# Start of MATERIAL FOR THIS EXERCISE

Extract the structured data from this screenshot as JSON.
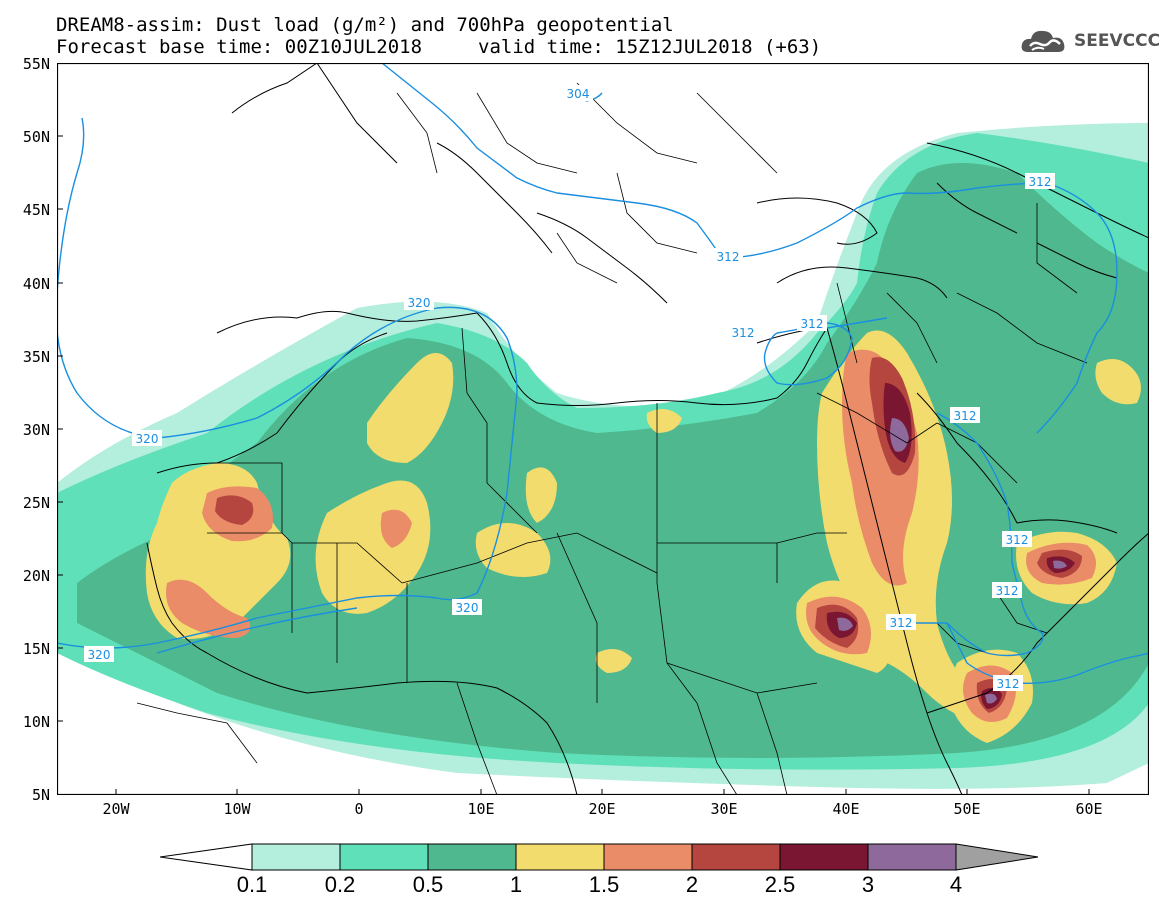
{
  "title": {
    "line1": "DREAM8-assim: Dust load (g/m²) and 700hPa geopotential",
    "line2a": "Forecast base time: 00Z10JUL2018",
    "line2b": "valid time: 15Z12JUL2018 (+63)"
  },
  "logo": {
    "text": "SEEVCCC",
    "icon": "cloud-icon"
  },
  "axes": {
    "lat_labels": [
      "55N",
      "50N",
      "45N",
      "40N",
      "35N",
      "30N",
      "25N",
      "20N",
      "15N",
      "10N",
      "5N"
    ],
    "lon_labels": [
      "20W",
      "10W",
      "0",
      "10E",
      "20E",
      "30E",
      "40E",
      "50E",
      "60E"
    ]
  },
  "contours": {
    "labels": [
      "304",
      "312",
      "312",
      "312",
      "312",
      "312",
      "312",
      "312",
      "312",
      "320",
      "320",
      "320",
      "320"
    ]
  },
  "colorbar": {
    "ticks": [
      "0.1",
      "0.2",
      "0.5",
      "1",
      "1.5",
      "2",
      "2.5",
      "3",
      "4"
    ],
    "colors": [
      "#b4eedd",
      "#5fe0b8",
      "#4fb88f",
      "#f3dc6e",
      "#ea8c68",
      "#b5463f",
      "#7a1632",
      "#8e6a9c",
      "#a0a0a0"
    ]
  },
  "palette": {
    "level1": "#b4eedd",
    "level2": "#5fe0b8",
    "level3": "#4fb88f",
    "level4": "#f3dc6e",
    "level5": "#ea8c68",
    "level6": "#b5463f",
    "level7": "#7a1632",
    "level8": "#8e6a9c",
    "contour": "#1a8fe0"
  }
}
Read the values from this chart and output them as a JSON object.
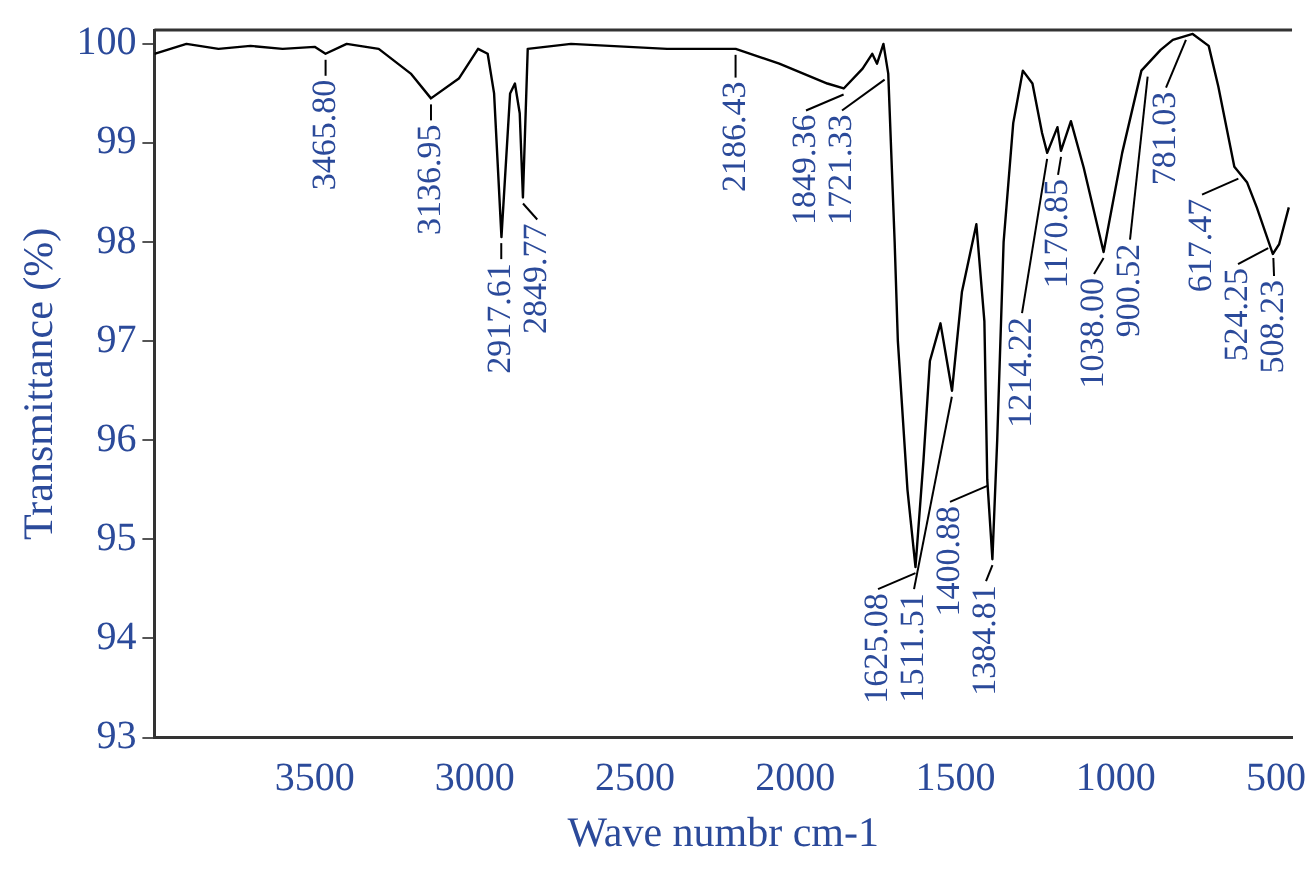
{
  "chart_data": {
    "type": "line",
    "xlabel": "Wave numbr cm-1",
    "ylabel": "Transmittance (%)",
    "xlim": [
      4000,
      450
    ],
    "xticks": [
      3500,
      3000,
      2500,
      2000,
      1500,
      1000,
      500
    ],
    "ylim": [
      93,
      100.14
    ],
    "yticks": [
      93,
      94,
      95,
      96,
      97,
      98,
      99,
      100
    ],
    "grid": false,
    "legend": false,
    "marker": "none",
    "line_style": "solid",
    "series": [
      {
        "color": "#000000",
        "x": [
          4000,
          3900,
          3800,
          3700,
          3600,
          3500,
          3466,
          3400,
          3300,
          3200,
          3137,
          3050,
          2990,
          2960,
          2940,
          2917,
          2890,
          2875,
          2860,
          2850,
          2835,
          2700,
          2400,
          2186,
          2050,
          1900,
          1849,
          1790,
          1760,
          1745,
          1725,
          1710,
          1690,
          1680,
          1650,
          1625,
          1600,
          1580,
          1547,
          1511,
          1480,
          1435,
          1410,
          1401,
          1385,
          1370,
          1350,
          1320,
          1290,
          1260,
          1230,
          1214,
          1182,
          1171,
          1140,
          1100,
          1038,
          980,
          920,
          860,
          822,
          760,
          710,
          680,
          630,
          590,
          560,
          510,
          490,
          460
        ],
        "values": [
          99.9,
          100.0,
          99.95,
          99.98,
          99.95,
          99.97,
          99.9,
          100.0,
          99.95,
          99.7,
          99.45,
          99.65,
          99.95,
          99.9,
          99.5,
          98.05,
          99.5,
          99.6,
          99.3,
          98.45,
          99.95,
          100.0,
          99.95,
          99.95,
          99.8,
          99.6,
          99.55,
          99.75,
          99.9,
          99.8,
          100.0,
          99.7,
          98.0,
          97.0,
          95.5,
          94.72,
          95.8,
          96.8,
          97.18,
          96.5,
          97.5,
          98.18,
          97.2,
          95.6,
          94.8,
          96.0,
          98.0,
          99.2,
          99.73,
          99.6,
          99.1,
          98.9,
          99.16,
          98.92,
          99.22,
          98.75,
          97.9,
          98.9,
          99.73,
          99.94,
          100.04,
          100.1,
          99.98,
          99.57,
          98.76,
          98.6,
          98.35,
          97.88,
          97.98,
          98.35
        ]
      }
    ],
    "annotations": [
      {
        "text": "3465.80",
        "x": 3465.8,
        "y": 99.9
      },
      {
        "text": "3136.95",
        "x": 3136.95,
        "y": 99.45
      },
      {
        "text": "2917.61",
        "x": 2917.61,
        "y": 98.05
      },
      {
        "text": "2849.77",
        "x": 2849.77,
        "y": 98.45
      },
      {
        "text": "2186.43",
        "x": 2186.43,
        "y": 99.95
      },
      {
        "text": "1849.36",
        "x": 1849.36,
        "y": 99.55
      },
      {
        "text": "1721.33",
        "x": 1721.33,
        "y": 99.7
      },
      {
        "text": "1625.08",
        "x": 1625.08,
        "y": 94.72
      },
      {
        "text": "1511.51",
        "x": 1511.51,
        "y": 96.5
      },
      {
        "text": "1400.88",
        "x": 1400.88,
        "y": 95.6
      },
      {
        "text": "1384.81",
        "x": 1384.81,
        "y": 94.8
      },
      {
        "text": "1214.22",
        "x": 1214.22,
        "y": 98.9
      },
      {
        "text": "1170.85",
        "x": 1170.85,
        "y": 98.92
      },
      {
        "text": "1038.00",
        "x": 1038.0,
        "y": 97.9
      },
      {
        "text": "900.52",
        "x": 900.52,
        "y": 99.73
      },
      {
        "text": "781.03",
        "x": 781.03,
        "y": 100.1
      },
      {
        "text": "617.47",
        "x": 617.47,
        "y": 98.7
      },
      {
        "text": "524.25",
        "x": 524.25,
        "y": 98.0
      },
      {
        "text": "508.23",
        "x": 508.23,
        "y": 97.9
      }
    ]
  }
}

# End of MATERIAL FOR THIS EXERCISE

▶ WHAT YOU NEED TO DO
State only how many lines in the material include "time".

▶ SOLUTION BELOW
2